## Given instruction
Pull each line holding "Lung" out of the entries below.

Data listing
»»

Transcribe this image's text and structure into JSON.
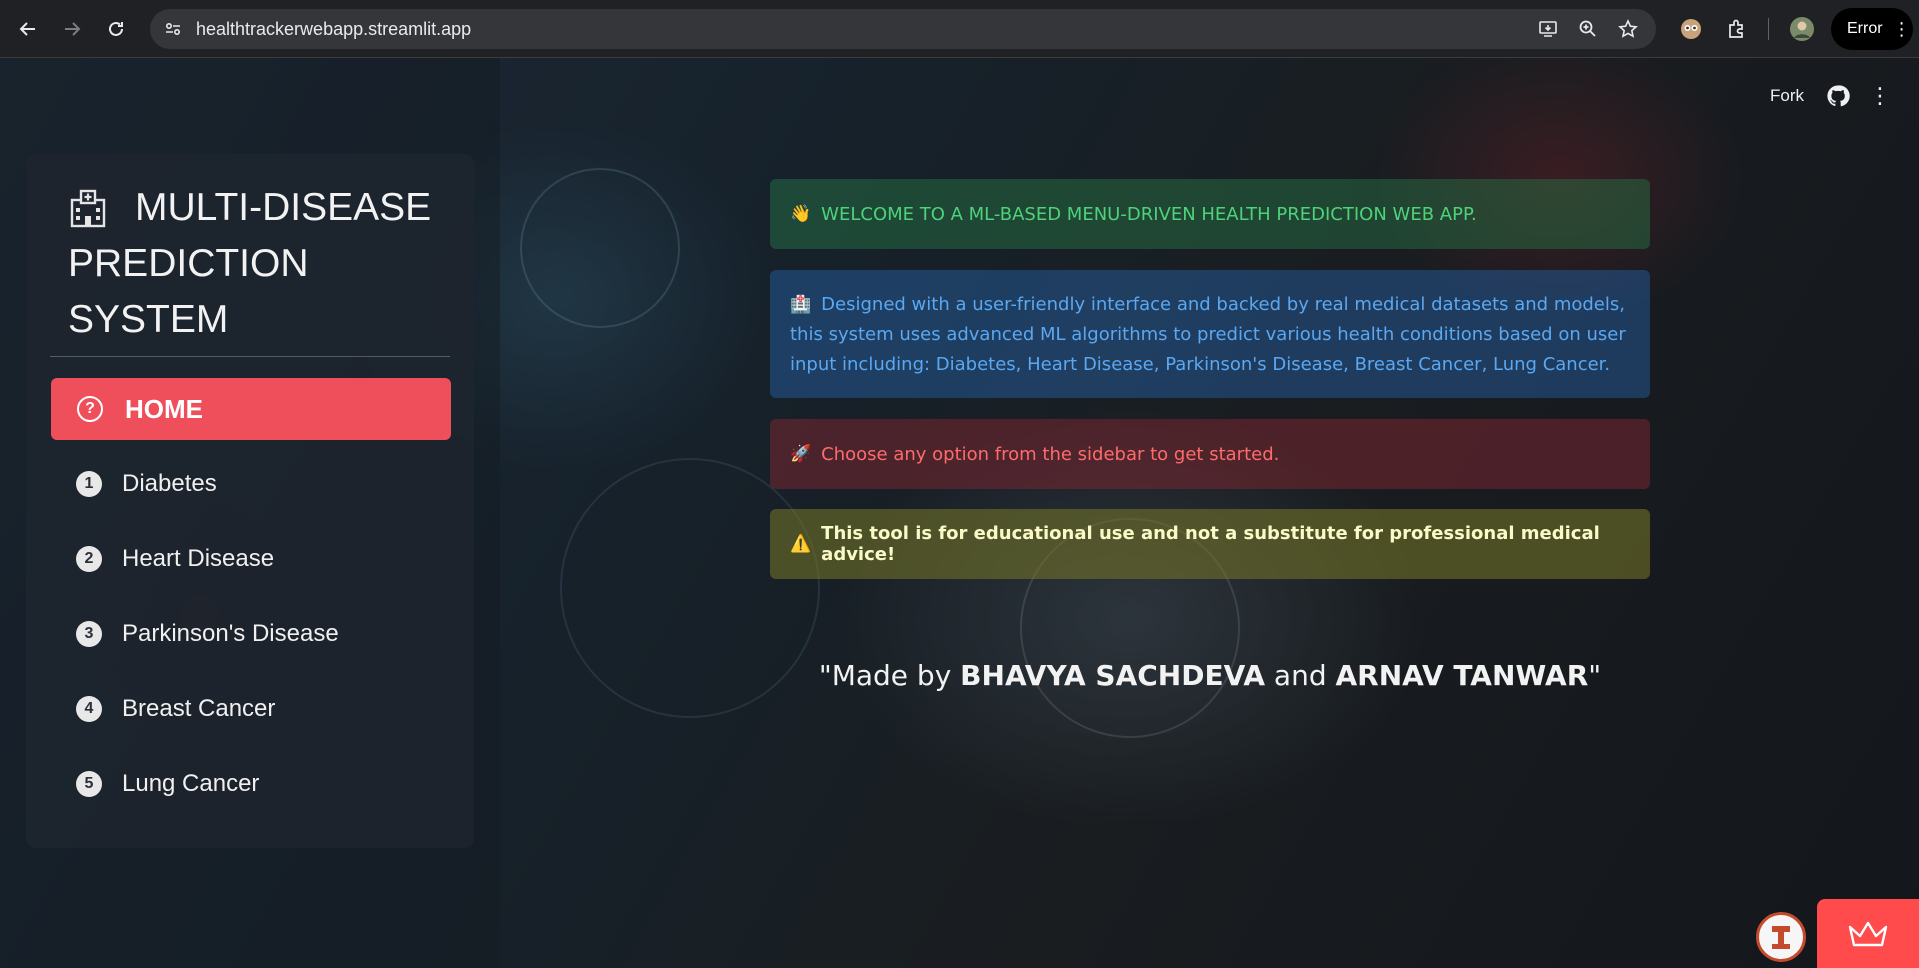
{
  "browser": {
    "url": "healthtrackerwebapp.streamlit.app",
    "profile_status": "Error",
    "icons": [
      "back-arrow-icon",
      "forward-arrow-icon",
      "reload-icon",
      "site-info-icon",
      "install-app-icon",
      "zoom-icon",
      "star-icon",
      "extension-avatar-icon",
      "extensions-puzzle-icon",
      "profile-avatar-icon",
      "menu-dots-icon"
    ]
  },
  "toolbar": {
    "fork_label": "Fork",
    "github_icon": "github-icon",
    "menu_icon": "kebab-menu-icon"
  },
  "sidebar": {
    "title": "MULTI-DISEASE PREDICTION SYSTEM",
    "title_icon": "hospital-icon",
    "items": [
      {
        "label": "HOME",
        "icon": "question-circle-icon",
        "active": true
      },
      {
        "label": "Diabetes",
        "number": "1"
      },
      {
        "label": "Heart Disease",
        "number": "2"
      },
      {
        "label": "Parkinson's Disease",
        "number": "3"
      },
      {
        "label": "Breast Cancer",
        "number": "4"
      },
      {
        "label": "Lung Cancer",
        "number": "5"
      }
    ]
  },
  "main": {
    "welcome": {
      "emoji": "👋",
      "text": "WELCOME TO A ML-BASED MENU-DRIVEN HEALTH PREDICTION WEB APP."
    },
    "info": {
      "emoji": "🏥",
      "text": "Designed with a user-friendly interface and backed by real medical datasets and models, this system uses advanced ML algorithms to predict various health conditions based on user input including: Diabetes, Heart Disease, Parkinson's Disease, Breast Cancer, Lung Cancer."
    },
    "start": {
      "emoji": "🚀",
      "text": "Choose any option from the sidebar to get started."
    },
    "warning": {
      "emoji": "⚠️",
      "text": "This tool is for educational use and not a substitute for professional medical advice!"
    },
    "credit": {
      "prefix": "\"Made by ",
      "author1": "BHAVYA SACHDEVA",
      "joiner": " and ",
      "author2": "ARNAV TANWAR",
      "suffix": "\""
    }
  },
  "colors": {
    "accent": "#ef4f5b",
    "success_text": "#4ed27a",
    "info_text": "#5aa8f2",
    "error_text": "#ff6b6b",
    "streamlit_red": "#ff4b4b"
  }
}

««

## The solution
        "label": "Lung Cancer",
      "text": "Designed with a user-friendly interface and backed by real medical datasets and models, this system uses advanced ML algorithms to predict various health conditions based on user input including: Diabetes, Heart Disease, Parkinson's Disease, Breast Cancer, Lung Cancer."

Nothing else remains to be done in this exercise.